▸ Supplied material
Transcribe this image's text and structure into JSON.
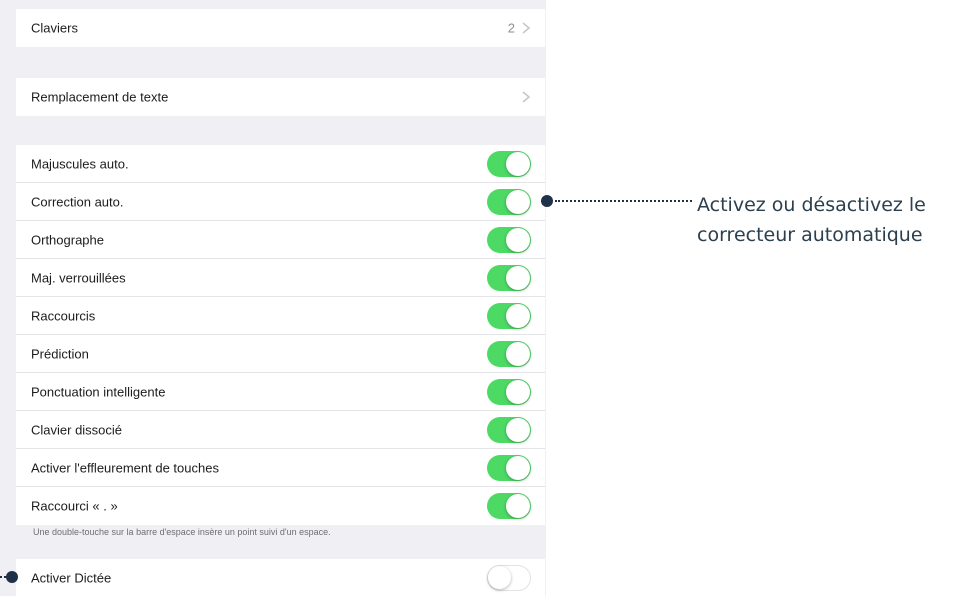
{
  "keyboards_group": {
    "label": "Claviers",
    "count": "2"
  },
  "replacement_group": {
    "label": "Remplacement de texte"
  },
  "toggles": [
    {
      "label": "Majuscules auto.",
      "on": true
    },
    {
      "label": "Correction auto.",
      "on": true
    },
    {
      "label": "Orthographe",
      "on": true
    },
    {
      "label": "Maj. verrouillées",
      "on": true
    },
    {
      "label": "Raccourcis",
      "on": true
    },
    {
      "label": "Prédiction",
      "on": true
    },
    {
      "label": "Ponctuation intelligente",
      "on": true
    },
    {
      "label": "Clavier dissocié",
      "on": true
    },
    {
      "label": "Activer l'effleurement de touches",
      "on": true
    },
    {
      "label": "Raccourci « . »",
      "on": true
    }
  ],
  "footnote": "Une double-touche sur la barre d'espace insère un point suivi d'un espace.",
  "dictation": {
    "label": "Activer Dictée",
    "on": false
  },
  "annotation": {
    "line1": "Activez ou désactivez le",
    "line2": "correcteur automatique"
  },
  "colors": {
    "toggle_on": "#4cd964",
    "annotation_marker": "#1f3146",
    "annotation_text": "#2b3f4e"
  }
}
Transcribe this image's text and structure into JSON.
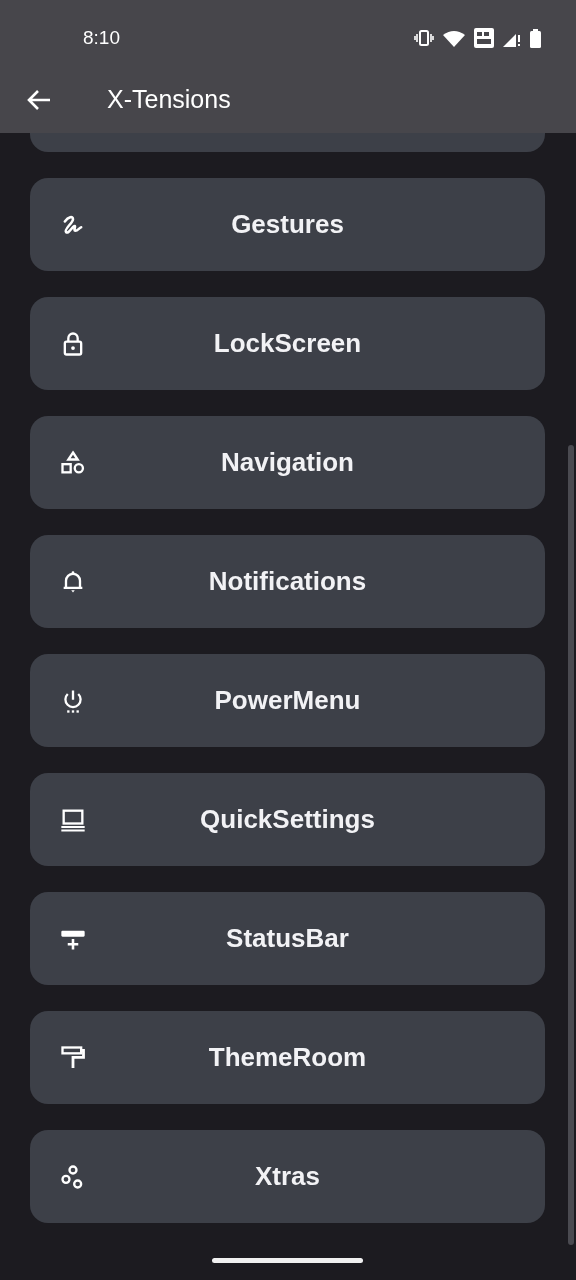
{
  "status_bar": {
    "time": "8:10"
  },
  "app_bar": {
    "title": "X-Tensions"
  },
  "items": [
    {
      "label": "Gestures",
      "kind": "gestures"
    },
    {
      "label": "LockScreen",
      "kind": "lock"
    },
    {
      "label": "Navigation",
      "kind": "shapes"
    },
    {
      "label": "Notifications",
      "kind": "bell"
    },
    {
      "label": "PowerMenu",
      "kind": "power"
    },
    {
      "label": "QuickSettings",
      "kind": "laptop"
    },
    {
      "label": "StatusBar",
      "kind": "statusbar"
    },
    {
      "label": "ThemeRoom",
      "kind": "roller"
    },
    {
      "label": "Xtras",
      "kind": "circles"
    }
  ]
}
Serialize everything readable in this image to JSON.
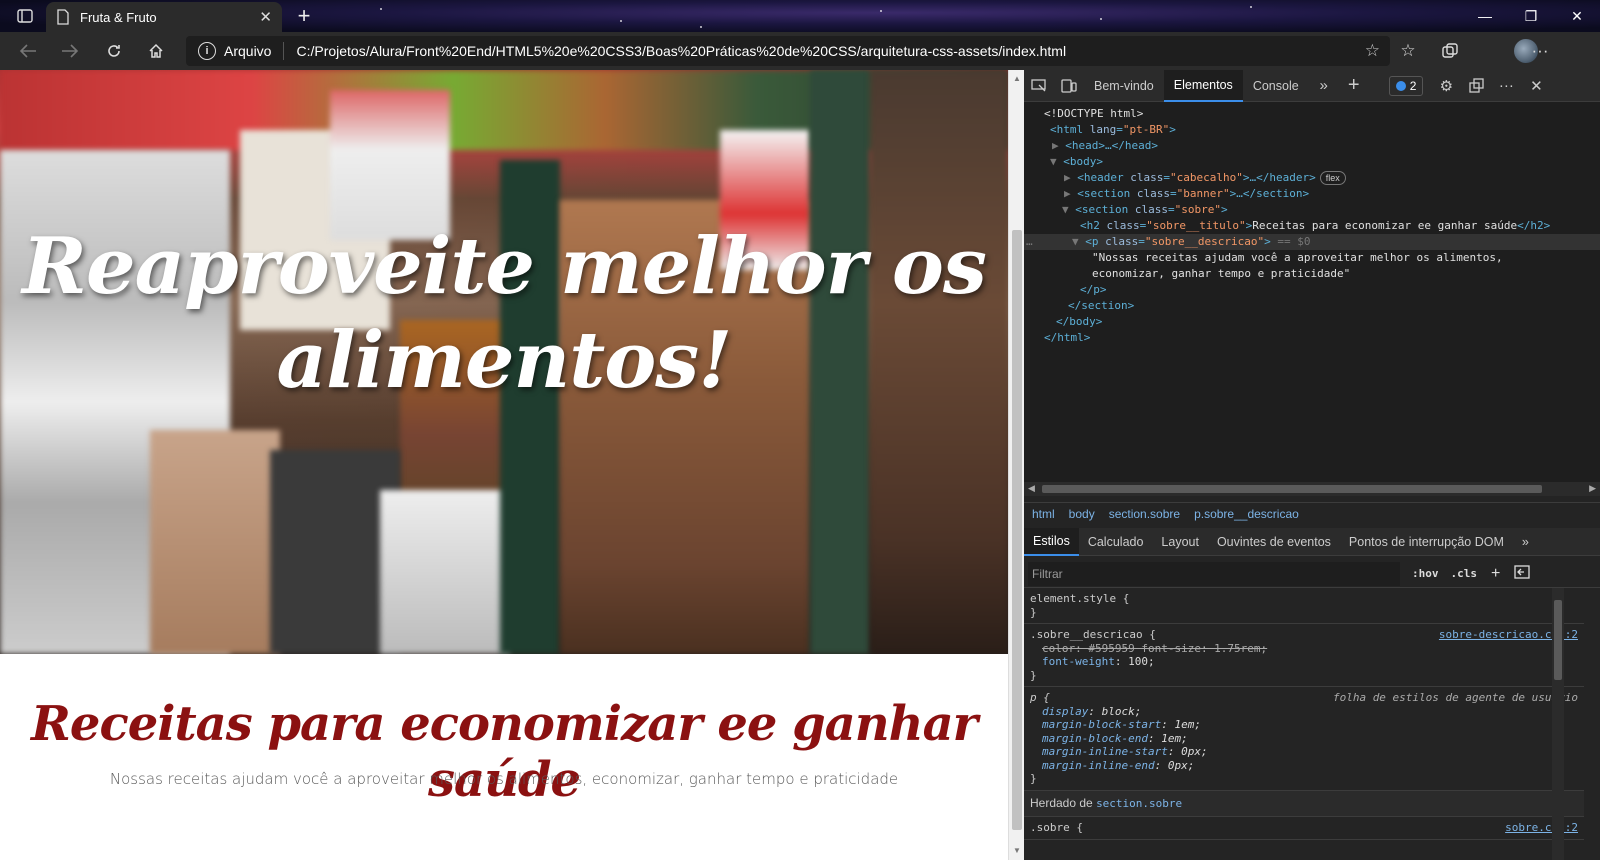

▸ Given request
Show, from the material above, each line that includes the string "kind".

▸ Output for this task
      "kind": "gestures"
      "kind": "lock"
      "kind": "shapes"
      "kind": "bell"
      "kind": "power"
      "kind": "laptop"
      "kind": "statusbar"
      "kind": "roller"
      "kind": "circles"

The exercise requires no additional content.